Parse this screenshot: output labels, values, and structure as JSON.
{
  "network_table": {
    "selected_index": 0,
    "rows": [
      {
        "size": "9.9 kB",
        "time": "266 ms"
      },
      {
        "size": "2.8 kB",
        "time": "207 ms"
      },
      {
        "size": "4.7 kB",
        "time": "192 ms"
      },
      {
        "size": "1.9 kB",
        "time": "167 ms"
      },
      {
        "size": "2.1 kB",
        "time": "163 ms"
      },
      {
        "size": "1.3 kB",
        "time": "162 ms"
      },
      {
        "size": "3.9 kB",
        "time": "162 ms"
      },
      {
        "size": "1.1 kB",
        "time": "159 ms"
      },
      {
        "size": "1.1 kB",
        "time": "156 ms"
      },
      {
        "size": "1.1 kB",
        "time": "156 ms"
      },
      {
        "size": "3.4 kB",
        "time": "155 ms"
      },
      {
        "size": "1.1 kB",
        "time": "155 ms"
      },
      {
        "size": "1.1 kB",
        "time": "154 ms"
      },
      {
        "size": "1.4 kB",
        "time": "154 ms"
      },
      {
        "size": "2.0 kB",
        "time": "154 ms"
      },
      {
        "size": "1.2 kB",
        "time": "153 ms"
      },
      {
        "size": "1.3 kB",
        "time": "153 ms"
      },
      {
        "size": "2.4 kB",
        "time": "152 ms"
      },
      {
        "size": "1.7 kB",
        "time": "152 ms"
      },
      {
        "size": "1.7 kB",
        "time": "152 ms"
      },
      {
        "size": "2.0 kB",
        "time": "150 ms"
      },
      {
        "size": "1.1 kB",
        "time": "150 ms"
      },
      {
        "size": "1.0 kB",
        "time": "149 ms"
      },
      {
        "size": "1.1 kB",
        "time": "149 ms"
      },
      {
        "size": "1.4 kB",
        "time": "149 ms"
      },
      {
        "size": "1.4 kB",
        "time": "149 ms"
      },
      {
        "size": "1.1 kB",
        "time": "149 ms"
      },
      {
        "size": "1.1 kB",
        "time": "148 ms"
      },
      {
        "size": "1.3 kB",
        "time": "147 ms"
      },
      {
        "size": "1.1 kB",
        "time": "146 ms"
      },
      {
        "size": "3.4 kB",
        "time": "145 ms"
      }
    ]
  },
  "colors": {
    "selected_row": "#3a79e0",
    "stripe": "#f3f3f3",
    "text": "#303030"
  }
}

• Given request: Please reproduce each line exactly as written.

• Written solution:
Parse this screenshot: output labels, values, and structure as JSON.
{
  "network_table": {
    "selected_index": 0,
    "rows": [
      {
        "size": "9.9 kB",
        "time": "266 ms"
      },
      {
        "size": "2.8 kB",
        "time": "207 ms"
      },
      {
        "size": "4.7 kB",
        "time": "192 ms"
      },
      {
        "size": "1.9 kB",
        "time": "167 ms"
      },
      {
        "size": "2.1 kB",
        "time": "163 ms"
      },
      {
        "size": "1.3 kB",
        "time": "162 ms"
      },
      {
        "size": "3.9 kB",
        "time": "162 ms"
      },
      {
        "size": "1.1 kB",
        "time": "159 ms"
      },
      {
        "size": "1.1 kB",
        "time": "156 ms"
      },
      {
        "size": "1.1 kB",
        "time": "156 ms"
      },
      {
        "size": "3.4 kB",
        "time": "155 ms"
      },
      {
        "size": "1.1 kB",
        "time": "155 ms"
      },
      {
        "size": "1.1 kB",
        "time": "154 ms"
      },
      {
        "size": "1.4 kB",
        "time": "154 ms"
      },
      {
        "size": "2.0 kB",
        "time": "154 ms"
      },
      {
        "size": "1.2 kB",
        "time": "153 ms"
      },
      {
        "size": "1.3 kB",
        "time": "153 ms"
      },
      {
        "size": "2.4 kB",
        "time": "152 ms"
      },
      {
        "size": "1.7 kB",
        "time": "152 ms"
      },
      {
        "size": "1.7 kB",
        "time": "152 ms"
      },
      {
        "size": "2.0 kB",
        "time": "150 ms"
      },
      {
        "size": "1.1 kB",
        "time": "150 ms"
      },
      {
        "size": "1.0 kB",
        "time": "149 ms"
      },
      {
        "size": "1.1 kB",
        "time": "149 ms"
      },
      {
        "size": "1.4 kB",
        "time": "149 ms"
      },
      {
        "size": "1.4 kB",
        "time": "149 ms"
      },
      {
        "size": "1.1 kB",
        "time": "149 ms"
      },
      {
        "size": "1.1 kB",
        "time": "148 ms"
      },
      {
        "size": "1.3 kB",
        "time": "147 ms"
      },
      {
        "size": "1.1 kB",
        "time": "146 ms"
      },
      {
        "size": "3.4 kB",
        "time": "145 ms"
      }
    ]
  },
  "colors": {
    "selected_row": "#3a79e0",
    "stripe": "#f3f3f3",
    "text": "#303030"
  }
}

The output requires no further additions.